▶ **Task goal**: Which lines below hold the word "online"? Report each one.

-------- Data rows

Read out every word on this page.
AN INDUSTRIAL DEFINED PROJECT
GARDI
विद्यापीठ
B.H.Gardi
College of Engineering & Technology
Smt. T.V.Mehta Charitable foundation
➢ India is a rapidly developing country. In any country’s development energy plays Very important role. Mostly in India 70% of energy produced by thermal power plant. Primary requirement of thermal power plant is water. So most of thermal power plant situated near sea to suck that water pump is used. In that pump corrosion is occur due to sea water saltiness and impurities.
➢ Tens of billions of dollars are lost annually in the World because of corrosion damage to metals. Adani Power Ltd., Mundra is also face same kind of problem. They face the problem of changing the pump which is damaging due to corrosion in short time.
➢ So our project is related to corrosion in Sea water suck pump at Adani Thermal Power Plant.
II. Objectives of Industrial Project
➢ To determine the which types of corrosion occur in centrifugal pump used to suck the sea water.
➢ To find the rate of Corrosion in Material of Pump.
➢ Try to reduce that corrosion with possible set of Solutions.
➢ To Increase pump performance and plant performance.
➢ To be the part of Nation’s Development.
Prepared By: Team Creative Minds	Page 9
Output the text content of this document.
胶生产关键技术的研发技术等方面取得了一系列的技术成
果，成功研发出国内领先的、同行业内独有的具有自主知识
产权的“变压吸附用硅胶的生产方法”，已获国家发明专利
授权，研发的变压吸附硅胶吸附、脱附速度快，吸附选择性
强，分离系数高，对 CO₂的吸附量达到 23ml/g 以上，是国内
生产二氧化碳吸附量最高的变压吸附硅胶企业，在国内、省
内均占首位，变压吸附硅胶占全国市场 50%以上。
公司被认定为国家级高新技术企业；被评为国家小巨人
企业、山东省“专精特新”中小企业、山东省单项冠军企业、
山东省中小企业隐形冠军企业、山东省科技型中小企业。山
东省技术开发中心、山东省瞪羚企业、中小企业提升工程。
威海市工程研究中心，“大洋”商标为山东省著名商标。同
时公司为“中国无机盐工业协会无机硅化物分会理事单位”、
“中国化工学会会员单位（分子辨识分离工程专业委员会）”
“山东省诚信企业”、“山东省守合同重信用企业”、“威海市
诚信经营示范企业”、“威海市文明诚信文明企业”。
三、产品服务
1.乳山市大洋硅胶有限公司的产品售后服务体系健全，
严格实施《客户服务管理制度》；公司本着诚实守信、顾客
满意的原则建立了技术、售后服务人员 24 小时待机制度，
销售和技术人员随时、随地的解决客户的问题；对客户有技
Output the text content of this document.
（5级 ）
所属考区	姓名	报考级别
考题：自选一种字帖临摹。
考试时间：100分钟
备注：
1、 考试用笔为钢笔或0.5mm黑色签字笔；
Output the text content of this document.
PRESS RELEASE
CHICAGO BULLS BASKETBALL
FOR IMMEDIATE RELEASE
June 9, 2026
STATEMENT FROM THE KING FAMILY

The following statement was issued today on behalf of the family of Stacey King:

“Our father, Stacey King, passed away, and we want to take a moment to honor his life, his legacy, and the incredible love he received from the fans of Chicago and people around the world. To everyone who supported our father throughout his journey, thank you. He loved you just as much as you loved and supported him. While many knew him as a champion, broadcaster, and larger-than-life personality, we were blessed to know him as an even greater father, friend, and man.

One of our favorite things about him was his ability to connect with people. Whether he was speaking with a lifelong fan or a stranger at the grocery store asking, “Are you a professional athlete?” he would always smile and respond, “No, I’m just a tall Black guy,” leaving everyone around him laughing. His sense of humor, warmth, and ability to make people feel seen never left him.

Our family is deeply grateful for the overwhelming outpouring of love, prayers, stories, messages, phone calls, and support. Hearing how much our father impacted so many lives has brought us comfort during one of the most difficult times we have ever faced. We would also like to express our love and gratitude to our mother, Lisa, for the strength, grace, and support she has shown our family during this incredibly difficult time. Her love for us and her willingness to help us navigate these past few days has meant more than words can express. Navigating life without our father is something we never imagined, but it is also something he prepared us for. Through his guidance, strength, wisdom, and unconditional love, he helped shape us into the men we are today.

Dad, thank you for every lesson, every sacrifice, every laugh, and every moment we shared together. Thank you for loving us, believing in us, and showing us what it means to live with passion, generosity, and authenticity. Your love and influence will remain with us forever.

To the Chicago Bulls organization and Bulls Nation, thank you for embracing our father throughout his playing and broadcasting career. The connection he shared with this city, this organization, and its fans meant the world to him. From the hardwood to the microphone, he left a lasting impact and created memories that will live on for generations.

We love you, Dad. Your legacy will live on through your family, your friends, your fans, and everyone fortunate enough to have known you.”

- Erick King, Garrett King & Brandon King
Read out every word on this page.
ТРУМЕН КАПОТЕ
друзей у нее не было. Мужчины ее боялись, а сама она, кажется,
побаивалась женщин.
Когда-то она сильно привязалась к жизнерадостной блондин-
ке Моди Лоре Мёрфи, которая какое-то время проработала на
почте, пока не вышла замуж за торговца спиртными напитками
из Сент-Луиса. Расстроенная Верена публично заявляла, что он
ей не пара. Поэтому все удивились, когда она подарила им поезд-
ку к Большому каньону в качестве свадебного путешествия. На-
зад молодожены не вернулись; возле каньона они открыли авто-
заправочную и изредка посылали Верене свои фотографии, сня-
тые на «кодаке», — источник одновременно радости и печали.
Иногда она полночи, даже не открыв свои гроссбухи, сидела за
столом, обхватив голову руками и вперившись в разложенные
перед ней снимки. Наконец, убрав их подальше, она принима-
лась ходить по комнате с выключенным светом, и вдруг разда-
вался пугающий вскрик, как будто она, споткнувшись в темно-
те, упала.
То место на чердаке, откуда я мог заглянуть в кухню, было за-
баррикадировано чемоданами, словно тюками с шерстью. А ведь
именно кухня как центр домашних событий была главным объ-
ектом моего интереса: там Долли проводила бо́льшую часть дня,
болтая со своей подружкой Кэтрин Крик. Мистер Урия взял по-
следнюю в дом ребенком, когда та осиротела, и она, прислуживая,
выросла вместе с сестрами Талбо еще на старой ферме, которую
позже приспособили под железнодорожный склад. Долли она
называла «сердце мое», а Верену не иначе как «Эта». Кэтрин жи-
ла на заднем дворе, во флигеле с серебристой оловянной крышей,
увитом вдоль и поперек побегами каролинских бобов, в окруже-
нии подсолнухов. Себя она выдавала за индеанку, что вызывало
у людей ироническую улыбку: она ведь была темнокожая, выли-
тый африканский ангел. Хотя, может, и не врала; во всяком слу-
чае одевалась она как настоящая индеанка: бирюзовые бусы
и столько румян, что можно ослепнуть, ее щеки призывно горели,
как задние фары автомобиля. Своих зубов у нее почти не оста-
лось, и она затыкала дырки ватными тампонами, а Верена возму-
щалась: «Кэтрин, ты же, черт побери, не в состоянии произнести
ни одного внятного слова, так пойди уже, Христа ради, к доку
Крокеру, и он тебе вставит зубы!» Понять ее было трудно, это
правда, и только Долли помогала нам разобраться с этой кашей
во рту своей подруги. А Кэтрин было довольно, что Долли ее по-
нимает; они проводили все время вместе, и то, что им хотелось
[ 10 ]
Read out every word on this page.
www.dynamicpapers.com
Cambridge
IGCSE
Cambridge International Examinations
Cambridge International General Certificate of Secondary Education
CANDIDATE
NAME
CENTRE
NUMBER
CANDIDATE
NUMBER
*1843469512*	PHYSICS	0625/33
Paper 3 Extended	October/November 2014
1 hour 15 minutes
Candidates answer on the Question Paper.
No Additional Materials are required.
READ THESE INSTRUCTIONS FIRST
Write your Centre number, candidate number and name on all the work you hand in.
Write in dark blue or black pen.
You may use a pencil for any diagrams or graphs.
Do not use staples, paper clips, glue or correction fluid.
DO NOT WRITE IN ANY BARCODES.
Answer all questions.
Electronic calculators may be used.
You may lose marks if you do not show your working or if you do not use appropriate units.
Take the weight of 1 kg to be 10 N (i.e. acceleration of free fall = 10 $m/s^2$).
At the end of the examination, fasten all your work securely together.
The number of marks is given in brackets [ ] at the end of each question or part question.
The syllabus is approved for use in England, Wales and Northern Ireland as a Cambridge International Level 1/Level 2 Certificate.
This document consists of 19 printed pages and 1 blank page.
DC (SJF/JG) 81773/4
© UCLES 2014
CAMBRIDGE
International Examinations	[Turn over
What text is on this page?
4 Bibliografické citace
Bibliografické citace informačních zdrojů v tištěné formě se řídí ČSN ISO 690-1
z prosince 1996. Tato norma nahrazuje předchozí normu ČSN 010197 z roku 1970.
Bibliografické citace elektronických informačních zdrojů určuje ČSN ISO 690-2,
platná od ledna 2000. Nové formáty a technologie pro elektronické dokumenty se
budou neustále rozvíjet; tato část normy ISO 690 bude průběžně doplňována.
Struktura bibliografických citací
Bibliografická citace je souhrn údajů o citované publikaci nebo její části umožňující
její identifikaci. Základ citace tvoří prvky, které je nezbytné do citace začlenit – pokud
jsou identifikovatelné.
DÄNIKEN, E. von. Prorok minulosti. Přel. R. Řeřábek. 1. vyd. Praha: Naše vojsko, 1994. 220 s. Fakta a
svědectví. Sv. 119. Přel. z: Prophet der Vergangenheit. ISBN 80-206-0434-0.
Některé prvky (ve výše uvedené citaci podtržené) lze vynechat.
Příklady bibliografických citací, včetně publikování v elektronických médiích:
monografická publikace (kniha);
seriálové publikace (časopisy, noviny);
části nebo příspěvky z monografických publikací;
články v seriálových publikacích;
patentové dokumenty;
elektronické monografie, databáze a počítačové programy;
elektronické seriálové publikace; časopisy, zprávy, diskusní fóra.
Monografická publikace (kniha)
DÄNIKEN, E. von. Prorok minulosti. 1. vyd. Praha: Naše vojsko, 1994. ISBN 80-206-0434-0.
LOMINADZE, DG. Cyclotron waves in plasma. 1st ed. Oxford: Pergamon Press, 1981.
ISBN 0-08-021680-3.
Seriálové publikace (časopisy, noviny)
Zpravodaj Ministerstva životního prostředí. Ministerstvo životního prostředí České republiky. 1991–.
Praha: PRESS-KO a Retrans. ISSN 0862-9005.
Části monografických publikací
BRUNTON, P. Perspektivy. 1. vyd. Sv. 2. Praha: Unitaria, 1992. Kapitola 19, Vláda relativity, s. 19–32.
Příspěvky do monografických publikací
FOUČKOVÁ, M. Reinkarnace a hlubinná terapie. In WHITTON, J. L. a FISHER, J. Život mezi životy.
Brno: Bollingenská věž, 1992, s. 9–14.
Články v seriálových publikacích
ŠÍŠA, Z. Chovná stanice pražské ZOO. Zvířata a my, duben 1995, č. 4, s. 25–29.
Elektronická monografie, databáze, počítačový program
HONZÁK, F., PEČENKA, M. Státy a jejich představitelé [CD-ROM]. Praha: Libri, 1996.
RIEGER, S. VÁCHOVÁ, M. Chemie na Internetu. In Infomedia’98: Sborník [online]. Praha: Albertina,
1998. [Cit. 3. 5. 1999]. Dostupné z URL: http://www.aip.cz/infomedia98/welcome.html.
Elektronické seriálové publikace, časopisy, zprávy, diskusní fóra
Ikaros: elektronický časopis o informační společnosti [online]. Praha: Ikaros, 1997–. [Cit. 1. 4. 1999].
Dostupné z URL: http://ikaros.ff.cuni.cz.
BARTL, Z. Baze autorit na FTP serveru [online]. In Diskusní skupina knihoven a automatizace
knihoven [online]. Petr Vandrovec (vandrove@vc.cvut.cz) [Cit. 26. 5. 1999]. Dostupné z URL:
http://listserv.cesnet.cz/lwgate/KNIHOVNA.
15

----------------

▶ **Response to this exercise**:
RIEGER, S. VÁCHOVÁ, M. Chemie na Internetu. In Infomedia’98: Sborník [online]. Praha: Albertina,
Ikaros: elektronický časopis o informační společnosti [online]. Praha: Ikaros, 1997–. [Cit. 1. 4. 1999].
BARTL, Z. Baze autorit na FTP serveru [online]. In Diskusní skupina knihoven a automatizace
knihoven [online]. Petr Vandrovec (vandrove@vc.cvut.cz) [Cit. 26. 5. 1999]. Dostupné z URL:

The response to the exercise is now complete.